Exercise
Bring together every line in the data that includes "accent".

Entries from a dataset of interfaces:
━━━━━━
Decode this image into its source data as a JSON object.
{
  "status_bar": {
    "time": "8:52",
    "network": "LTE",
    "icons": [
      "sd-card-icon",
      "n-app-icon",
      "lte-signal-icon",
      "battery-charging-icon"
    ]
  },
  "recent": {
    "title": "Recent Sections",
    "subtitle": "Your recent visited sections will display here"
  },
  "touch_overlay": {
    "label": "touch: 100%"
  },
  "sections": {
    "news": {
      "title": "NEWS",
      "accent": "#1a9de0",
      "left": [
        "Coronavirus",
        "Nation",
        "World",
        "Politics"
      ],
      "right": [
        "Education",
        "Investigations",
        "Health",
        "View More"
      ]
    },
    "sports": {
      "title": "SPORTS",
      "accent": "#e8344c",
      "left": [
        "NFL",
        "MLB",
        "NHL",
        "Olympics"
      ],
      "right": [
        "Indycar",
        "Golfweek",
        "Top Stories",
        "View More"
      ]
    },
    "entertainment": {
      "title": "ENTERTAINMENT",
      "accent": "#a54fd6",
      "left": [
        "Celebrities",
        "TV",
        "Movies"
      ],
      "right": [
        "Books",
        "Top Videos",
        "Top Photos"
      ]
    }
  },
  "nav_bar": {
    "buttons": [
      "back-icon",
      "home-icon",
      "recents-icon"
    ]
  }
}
━━━━━━
Problem solution
      "accent": "#1a9de0",
      "accent": "#e8344c",
      "accent": "#a54fd6",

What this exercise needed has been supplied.